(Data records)

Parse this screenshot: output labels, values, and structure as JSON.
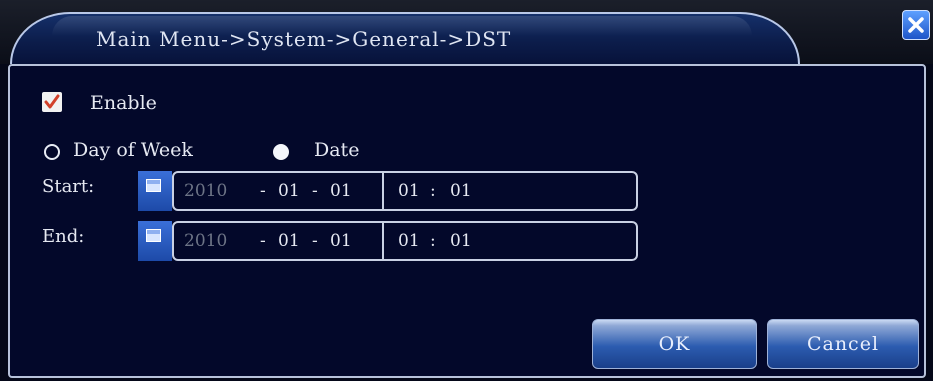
{
  "window": {
    "title": "Main Menu->System->General->DST"
  },
  "enable": {
    "label": "Enable",
    "checked": true
  },
  "mode": {
    "options": [
      "Day of Week",
      "Date"
    ],
    "selected": "Date"
  },
  "start": {
    "label": "Start:",
    "year": "2010",
    "month": "01",
    "day": "01",
    "hour": "01",
    "minute": "01"
  },
  "end": {
    "label": "End:",
    "year": "2010",
    "month": "01",
    "day": "01",
    "hour": "01",
    "minute": "01"
  },
  "buttons": {
    "ok_label": "OK",
    "cancel_label": "Cancel"
  },
  "separators": {
    "date": "-",
    "time": ":"
  },
  "icons": {
    "close": "close-icon",
    "calendar": "calendar-icon",
    "check": "checkmark-icon"
  },
  "colors": {
    "panel": "#03082a",
    "accent": "#1d4aa8",
    "check": "#d2402a"
  }
}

WHAT TO DO: Go back to the records above and write them out exactly, without the pictures.

FULL RESPONSE:
Parse this screenshot: output labels, values, and structure as JSON.
{
  "window": {
    "title": "Main Menu->System->General->DST"
  },
  "enable": {
    "label": "Enable",
    "checked": true
  },
  "mode": {
    "options": [
      "Day of Week",
      "Date"
    ],
    "selected": "Date"
  },
  "start": {
    "label": "Start:",
    "year": "2010",
    "month": "01",
    "day": "01",
    "hour": "01",
    "minute": "01"
  },
  "end": {
    "label": "End:",
    "year": "2010",
    "month": "01",
    "day": "01",
    "hour": "01",
    "minute": "01"
  },
  "buttons": {
    "ok_label": "OK",
    "cancel_label": "Cancel"
  },
  "separators": {
    "date": "-",
    "time": ":"
  },
  "icons": {
    "close": "close-icon",
    "calendar": "calendar-icon",
    "check": "checkmark-icon"
  },
  "colors": {
    "panel": "#03082a",
    "accent": "#1d4aa8",
    "check": "#d2402a"
  }
}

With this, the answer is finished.